===== INFORMATION PROVIDED

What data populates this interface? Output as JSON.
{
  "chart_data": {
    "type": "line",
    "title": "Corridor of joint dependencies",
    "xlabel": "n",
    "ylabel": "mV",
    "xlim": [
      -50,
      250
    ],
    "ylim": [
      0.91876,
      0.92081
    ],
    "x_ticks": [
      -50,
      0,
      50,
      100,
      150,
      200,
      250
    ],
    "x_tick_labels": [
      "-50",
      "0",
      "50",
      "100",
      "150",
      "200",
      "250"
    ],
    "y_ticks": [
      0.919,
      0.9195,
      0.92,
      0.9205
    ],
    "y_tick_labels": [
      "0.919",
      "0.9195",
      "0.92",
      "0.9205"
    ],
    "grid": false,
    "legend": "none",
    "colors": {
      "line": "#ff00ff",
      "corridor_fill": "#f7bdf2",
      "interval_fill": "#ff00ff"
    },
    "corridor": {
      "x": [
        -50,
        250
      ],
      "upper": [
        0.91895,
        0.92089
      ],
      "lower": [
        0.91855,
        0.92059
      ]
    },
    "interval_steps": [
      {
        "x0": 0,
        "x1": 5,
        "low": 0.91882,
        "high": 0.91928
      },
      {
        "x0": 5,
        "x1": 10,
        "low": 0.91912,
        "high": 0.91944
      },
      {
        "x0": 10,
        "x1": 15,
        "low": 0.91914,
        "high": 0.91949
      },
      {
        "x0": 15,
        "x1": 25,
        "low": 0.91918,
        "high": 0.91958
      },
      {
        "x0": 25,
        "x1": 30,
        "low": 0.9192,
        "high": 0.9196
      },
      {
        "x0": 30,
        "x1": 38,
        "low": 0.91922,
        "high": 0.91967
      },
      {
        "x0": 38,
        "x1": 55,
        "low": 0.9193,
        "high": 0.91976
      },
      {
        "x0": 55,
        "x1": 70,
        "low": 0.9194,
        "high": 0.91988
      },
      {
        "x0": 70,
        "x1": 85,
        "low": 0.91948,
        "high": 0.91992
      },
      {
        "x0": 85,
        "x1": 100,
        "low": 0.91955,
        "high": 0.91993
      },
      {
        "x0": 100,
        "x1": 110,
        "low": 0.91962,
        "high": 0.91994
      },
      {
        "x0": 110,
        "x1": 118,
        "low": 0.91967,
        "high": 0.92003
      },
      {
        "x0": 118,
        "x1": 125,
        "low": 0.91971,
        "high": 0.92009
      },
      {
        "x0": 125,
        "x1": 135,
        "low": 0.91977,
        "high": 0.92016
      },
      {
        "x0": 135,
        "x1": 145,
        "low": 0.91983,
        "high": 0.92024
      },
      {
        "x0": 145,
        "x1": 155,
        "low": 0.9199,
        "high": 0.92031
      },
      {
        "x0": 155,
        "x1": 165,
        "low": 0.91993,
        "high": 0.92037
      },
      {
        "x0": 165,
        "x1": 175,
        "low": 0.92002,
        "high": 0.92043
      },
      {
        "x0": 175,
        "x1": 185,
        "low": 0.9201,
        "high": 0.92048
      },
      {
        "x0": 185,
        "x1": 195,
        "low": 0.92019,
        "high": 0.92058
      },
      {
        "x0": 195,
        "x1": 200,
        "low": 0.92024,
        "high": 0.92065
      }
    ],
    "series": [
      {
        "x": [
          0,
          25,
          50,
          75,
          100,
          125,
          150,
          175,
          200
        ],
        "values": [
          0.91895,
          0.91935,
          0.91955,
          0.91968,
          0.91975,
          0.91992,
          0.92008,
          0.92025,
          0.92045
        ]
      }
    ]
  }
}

==========

WHAT YOU ARE ASKED TO DO ->
Restate every record exactly, leaving nothing out.

RESPONSE TO THE EXERCISE ->
What data populates this interface? Output as JSON.
{
  "chart_data": {
    "type": "line",
    "title": "Corridor of joint dependencies",
    "xlabel": "n",
    "ylabel": "mV",
    "xlim": [
      -50,
      250
    ],
    "ylim": [
      0.91876,
      0.92081
    ],
    "x_ticks": [
      -50,
      0,
      50,
      100,
      150,
      200,
      250
    ],
    "x_tick_labels": [
      "-50",
      "0",
      "50",
      "100",
      "150",
      "200",
      "250"
    ],
    "y_ticks": [
      0.919,
      0.9195,
      0.92,
      0.9205
    ],
    "y_tick_labels": [
      "0.919",
      "0.9195",
      "0.92",
      "0.9205"
    ],
    "grid": false,
    "legend": "none",
    "colors": {
      "line": "#ff00ff",
      "corridor_fill": "#f7bdf2",
      "interval_fill": "#ff00ff"
    },
    "corridor": {
      "x": [
        -50,
        250
      ],
      "upper": [
        0.91895,
        0.92089
      ],
      "lower": [
        0.91855,
        0.92059
      ]
    },
    "interval_steps": [
      {
        "x0": 0,
        "x1": 5,
        "low": 0.91882,
        "high": 0.91928
      },
      {
        "x0": 5,
        "x1": 10,
        "low": 0.91912,
        "high": 0.91944
      },
      {
        "x0": 10,
        "x1": 15,
        "low": 0.91914,
        "high": 0.91949
      },
      {
        "x0": 15,
        "x1": 25,
        "low": 0.91918,
        "high": 0.91958
      },
      {
        "x0": 25,
        "x1": 30,
        "low": 0.9192,
        "high": 0.9196
      },
      {
        "x0": 30,
        "x1": 38,
        "low": 0.91922,
        "high": 0.91967
      },
      {
        "x0": 38,
        "x1": 55,
        "low": 0.9193,
        "high": 0.91976
      },
      {
        "x0": 55,
        "x1": 70,
        "low": 0.9194,
        "high": 0.91988
      },
      {
        "x0": 70,
        "x1": 85,
        "low": 0.91948,
        "high": 0.91992
      },
      {
        "x0": 85,
        "x1": 100,
        "low": 0.91955,
        "high": 0.91993
      },
      {
        "x0": 100,
        "x1": 110,
        "low": 0.91962,
        "high": 0.91994
      },
      {
        "x0": 110,
        "x1": 118,
        "low": 0.91967,
        "high": 0.92003
      },
      {
        "x0": 118,
        "x1": 125,
        "low": 0.91971,
        "high": 0.92009
      },
      {
        "x0": 125,
        "x1": 135,
        "low": 0.91977,
        "high": 0.92016
      },
      {
        "x0": 135,
        "x1": 145,
        "low": 0.91983,
        "high": 0.92024
      },
      {
        "x0": 145,
        "x1": 155,
        "low": 0.9199,
        "high": 0.92031
      },
      {
        "x0": 155,
        "x1": 165,
        "low": 0.91993,
        "high": 0.92037
      },
      {
        "x0": 165,
        "x1": 175,
        "low": 0.92002,
        "high": 0.92043
      },
      {
        "x0": 175,
        "x1": 185,
        "low": 0.9201,
        "high": 0.92048
      },
      {
        "x0": 185,
        "x1": 195,
        "low": 0.92019,
        "high": 0.92058
      },
      {
        "x0": 195,
        "x1": 200,
        "low": 0.92024,
        "high": 0.92065
      }
    ],
    "series": [
      {
        "x": [
          0,
          25,
          50,
          75,
          100,
          125,
          150,
          175,
          200
        ],
        "values": [
          0.91895,
          0.91935,
          0.91955,
          0.91968,
          0.91975,
          0.91992,
          0.92008,
          0.92025,
          0.92045
        ]
      }
    ]
  }
}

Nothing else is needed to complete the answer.